## YOUR GOAL
Go through the entries below and count the lines holding the word "Southern". Reply with only the number, please.
>> Start
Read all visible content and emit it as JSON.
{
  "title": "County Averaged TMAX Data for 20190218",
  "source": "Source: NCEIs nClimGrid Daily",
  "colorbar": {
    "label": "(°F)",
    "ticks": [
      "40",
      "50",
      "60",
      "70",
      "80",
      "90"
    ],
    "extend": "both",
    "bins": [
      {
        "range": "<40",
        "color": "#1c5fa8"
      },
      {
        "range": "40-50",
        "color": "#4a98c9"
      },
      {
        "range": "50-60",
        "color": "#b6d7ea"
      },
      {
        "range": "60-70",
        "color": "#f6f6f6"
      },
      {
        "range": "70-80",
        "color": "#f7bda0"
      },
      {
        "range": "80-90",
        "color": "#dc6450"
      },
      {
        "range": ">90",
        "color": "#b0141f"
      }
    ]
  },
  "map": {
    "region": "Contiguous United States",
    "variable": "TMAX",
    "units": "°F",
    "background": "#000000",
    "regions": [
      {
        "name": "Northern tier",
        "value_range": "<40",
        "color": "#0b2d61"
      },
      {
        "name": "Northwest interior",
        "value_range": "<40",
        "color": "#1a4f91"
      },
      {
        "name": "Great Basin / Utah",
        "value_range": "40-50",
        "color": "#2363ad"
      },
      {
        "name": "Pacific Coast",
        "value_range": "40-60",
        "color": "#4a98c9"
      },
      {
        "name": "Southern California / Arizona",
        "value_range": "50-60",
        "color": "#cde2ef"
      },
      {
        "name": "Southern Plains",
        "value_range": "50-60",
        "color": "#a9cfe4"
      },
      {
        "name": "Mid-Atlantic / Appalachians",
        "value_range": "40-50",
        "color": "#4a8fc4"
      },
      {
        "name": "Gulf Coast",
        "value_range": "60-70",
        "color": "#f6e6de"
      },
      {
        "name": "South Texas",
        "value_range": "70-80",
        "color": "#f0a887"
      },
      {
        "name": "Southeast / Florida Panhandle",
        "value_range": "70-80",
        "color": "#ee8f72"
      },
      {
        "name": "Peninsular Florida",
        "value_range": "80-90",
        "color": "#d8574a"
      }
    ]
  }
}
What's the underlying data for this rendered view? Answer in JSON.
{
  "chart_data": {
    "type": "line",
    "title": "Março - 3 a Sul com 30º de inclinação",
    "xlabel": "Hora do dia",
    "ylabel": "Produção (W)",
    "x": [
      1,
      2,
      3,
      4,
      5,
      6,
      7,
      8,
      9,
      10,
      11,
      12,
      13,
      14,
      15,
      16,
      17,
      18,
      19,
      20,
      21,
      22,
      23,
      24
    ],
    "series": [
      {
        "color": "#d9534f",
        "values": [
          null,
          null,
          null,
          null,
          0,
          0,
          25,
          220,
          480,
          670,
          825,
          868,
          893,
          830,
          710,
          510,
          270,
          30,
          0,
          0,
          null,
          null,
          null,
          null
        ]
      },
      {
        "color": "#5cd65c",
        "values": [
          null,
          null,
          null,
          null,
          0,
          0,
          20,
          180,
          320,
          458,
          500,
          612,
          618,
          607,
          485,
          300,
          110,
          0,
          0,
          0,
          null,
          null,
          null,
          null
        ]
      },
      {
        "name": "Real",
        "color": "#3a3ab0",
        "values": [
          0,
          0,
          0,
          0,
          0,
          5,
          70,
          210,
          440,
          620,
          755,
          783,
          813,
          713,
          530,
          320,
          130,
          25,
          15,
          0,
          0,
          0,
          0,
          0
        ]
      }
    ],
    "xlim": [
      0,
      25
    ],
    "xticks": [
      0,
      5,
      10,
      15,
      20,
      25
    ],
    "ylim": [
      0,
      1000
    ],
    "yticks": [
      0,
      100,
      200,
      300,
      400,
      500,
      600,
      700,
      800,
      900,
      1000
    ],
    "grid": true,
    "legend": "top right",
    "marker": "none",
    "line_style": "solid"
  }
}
>> End
## SOLUTION FOR THIS TASK
2